-- Problem requirements --
Check each line of the data below for the word "xlabel", then extract the ones that have it.

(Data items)

--*--

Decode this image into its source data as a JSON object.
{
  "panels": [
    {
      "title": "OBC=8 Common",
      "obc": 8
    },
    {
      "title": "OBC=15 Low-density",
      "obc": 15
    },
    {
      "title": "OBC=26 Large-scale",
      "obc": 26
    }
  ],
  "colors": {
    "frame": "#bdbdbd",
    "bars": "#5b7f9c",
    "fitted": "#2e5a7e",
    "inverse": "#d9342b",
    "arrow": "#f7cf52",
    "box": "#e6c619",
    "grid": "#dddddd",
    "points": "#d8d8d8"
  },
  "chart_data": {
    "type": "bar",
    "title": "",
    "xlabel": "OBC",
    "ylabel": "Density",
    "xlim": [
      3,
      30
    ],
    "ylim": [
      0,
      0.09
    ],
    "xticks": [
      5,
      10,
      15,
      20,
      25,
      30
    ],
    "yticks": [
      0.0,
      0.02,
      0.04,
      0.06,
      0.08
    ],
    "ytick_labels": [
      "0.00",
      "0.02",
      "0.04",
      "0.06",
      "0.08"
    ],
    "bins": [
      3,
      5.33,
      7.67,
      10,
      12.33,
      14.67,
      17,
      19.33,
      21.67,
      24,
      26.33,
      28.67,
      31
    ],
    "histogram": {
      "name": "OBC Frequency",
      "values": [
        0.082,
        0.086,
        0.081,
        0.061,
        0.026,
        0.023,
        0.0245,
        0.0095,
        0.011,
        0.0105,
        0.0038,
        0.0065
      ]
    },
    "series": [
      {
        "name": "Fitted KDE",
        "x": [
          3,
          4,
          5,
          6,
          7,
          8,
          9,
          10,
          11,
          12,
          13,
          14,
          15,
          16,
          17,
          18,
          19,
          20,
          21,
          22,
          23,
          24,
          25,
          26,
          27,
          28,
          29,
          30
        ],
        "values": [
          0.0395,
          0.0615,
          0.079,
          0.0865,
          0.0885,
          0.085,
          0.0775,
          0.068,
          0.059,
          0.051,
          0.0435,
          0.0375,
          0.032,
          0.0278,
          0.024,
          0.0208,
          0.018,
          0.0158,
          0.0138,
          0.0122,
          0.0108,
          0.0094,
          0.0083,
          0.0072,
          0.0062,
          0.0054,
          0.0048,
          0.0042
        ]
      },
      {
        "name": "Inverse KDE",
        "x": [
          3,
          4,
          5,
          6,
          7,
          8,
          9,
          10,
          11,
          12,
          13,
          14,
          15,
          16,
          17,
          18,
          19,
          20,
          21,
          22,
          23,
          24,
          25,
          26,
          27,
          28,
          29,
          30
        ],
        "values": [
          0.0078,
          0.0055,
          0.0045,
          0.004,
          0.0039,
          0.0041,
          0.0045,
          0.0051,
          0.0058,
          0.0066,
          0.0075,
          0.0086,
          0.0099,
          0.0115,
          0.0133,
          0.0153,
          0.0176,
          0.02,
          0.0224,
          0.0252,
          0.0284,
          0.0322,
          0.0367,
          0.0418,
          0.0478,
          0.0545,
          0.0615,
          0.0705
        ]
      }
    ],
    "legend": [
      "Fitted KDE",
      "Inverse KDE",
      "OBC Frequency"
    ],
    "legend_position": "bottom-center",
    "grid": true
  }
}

--*--

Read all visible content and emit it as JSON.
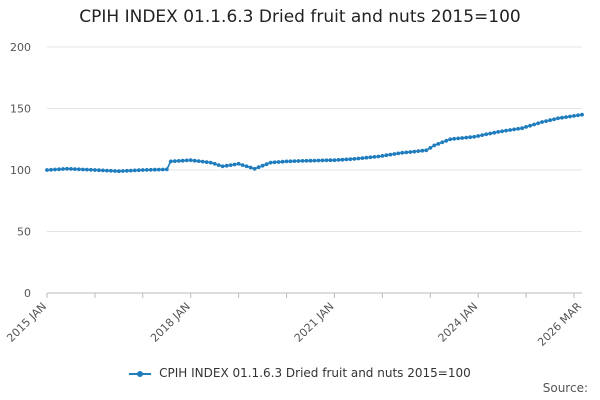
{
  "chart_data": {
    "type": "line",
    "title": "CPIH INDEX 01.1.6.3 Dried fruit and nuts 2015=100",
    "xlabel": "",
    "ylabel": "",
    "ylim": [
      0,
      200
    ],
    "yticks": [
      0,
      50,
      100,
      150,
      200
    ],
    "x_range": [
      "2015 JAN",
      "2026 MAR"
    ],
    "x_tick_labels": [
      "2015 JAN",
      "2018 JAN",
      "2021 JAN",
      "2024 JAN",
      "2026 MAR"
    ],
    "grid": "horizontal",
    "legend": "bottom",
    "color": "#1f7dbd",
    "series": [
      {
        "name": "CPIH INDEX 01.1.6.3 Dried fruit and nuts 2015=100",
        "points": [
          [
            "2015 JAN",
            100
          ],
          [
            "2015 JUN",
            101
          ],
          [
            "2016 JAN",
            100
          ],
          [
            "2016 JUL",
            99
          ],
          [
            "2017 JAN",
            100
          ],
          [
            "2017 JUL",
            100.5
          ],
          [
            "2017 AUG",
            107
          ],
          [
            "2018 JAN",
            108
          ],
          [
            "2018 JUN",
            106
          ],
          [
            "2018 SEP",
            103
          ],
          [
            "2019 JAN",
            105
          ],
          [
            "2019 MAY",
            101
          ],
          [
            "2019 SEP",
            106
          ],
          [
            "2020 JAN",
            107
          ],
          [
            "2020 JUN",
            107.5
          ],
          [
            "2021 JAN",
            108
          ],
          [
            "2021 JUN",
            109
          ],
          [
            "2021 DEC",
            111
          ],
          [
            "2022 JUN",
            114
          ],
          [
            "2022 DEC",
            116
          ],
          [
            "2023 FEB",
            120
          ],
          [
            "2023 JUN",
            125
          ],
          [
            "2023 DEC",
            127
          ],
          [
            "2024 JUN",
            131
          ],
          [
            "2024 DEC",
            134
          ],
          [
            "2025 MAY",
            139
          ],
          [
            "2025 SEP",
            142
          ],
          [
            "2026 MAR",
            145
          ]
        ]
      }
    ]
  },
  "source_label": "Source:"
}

--*--

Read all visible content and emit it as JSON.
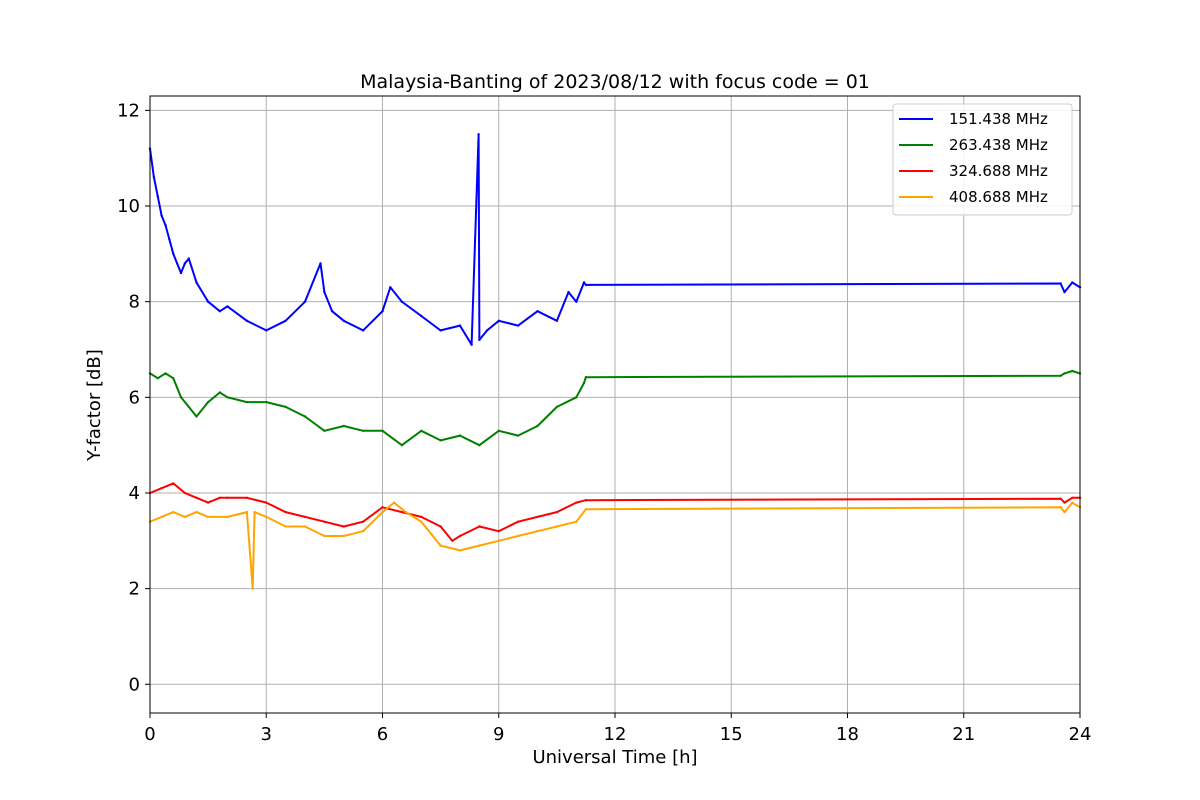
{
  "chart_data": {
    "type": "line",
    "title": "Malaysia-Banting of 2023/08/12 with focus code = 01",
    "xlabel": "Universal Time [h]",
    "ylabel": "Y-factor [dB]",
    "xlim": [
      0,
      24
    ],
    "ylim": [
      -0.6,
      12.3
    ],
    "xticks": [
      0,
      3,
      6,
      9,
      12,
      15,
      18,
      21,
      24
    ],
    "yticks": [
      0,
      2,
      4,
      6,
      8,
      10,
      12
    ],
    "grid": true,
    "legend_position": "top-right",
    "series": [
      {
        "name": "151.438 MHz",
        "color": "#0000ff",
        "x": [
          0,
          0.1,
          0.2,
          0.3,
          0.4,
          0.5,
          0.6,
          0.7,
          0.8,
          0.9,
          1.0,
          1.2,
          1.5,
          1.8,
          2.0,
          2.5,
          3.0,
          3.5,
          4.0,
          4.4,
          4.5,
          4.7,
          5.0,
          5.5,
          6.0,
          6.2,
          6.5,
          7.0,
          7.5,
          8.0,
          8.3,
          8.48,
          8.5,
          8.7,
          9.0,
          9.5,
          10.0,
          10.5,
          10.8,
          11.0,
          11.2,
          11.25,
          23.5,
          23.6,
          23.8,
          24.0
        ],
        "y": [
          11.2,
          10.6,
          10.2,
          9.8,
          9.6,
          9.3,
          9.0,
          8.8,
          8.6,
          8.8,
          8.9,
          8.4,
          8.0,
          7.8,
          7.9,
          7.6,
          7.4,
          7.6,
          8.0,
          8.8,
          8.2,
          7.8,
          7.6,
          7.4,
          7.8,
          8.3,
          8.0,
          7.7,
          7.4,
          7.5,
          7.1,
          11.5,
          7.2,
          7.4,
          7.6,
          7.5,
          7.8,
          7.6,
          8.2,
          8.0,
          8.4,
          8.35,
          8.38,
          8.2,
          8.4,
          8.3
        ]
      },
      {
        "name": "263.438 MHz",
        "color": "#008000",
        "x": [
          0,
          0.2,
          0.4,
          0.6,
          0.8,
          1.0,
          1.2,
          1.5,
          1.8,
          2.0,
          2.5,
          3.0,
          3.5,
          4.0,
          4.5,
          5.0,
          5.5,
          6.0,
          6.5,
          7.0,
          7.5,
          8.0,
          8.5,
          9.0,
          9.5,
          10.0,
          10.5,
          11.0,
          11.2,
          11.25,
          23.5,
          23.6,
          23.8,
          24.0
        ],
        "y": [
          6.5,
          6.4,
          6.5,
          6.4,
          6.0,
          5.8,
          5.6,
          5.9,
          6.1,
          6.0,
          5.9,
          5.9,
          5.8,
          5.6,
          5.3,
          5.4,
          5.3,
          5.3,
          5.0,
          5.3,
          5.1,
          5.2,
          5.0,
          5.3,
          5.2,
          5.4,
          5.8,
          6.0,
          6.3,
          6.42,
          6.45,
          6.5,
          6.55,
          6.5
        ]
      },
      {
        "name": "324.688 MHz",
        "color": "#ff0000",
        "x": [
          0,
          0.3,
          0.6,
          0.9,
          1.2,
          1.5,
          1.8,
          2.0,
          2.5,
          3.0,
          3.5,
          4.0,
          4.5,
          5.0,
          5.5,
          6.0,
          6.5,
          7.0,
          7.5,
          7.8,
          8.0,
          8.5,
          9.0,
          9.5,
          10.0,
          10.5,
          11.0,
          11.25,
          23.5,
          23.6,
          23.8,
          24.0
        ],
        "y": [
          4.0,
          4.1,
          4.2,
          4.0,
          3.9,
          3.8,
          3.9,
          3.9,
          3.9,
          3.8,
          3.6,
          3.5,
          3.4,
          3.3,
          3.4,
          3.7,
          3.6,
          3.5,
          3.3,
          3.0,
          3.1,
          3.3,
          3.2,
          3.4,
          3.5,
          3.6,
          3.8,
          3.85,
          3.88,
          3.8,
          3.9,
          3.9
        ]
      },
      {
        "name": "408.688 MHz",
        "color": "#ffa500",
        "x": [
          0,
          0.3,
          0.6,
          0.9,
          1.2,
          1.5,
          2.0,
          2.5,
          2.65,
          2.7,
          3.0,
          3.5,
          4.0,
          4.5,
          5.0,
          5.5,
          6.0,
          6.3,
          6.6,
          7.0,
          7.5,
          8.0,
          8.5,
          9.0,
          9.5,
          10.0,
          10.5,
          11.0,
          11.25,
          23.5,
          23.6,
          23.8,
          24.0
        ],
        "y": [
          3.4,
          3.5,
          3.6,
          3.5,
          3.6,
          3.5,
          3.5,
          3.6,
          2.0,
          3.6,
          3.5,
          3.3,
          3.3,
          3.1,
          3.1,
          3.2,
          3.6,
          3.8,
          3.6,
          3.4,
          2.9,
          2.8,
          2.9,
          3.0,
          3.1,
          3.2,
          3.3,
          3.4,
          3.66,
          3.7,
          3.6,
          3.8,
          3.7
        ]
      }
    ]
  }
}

--*--

-- Solution for this problem --
    "xlabel": "OBC",
    "xlabel": "",
    "xlabel": "Universal Time [h]",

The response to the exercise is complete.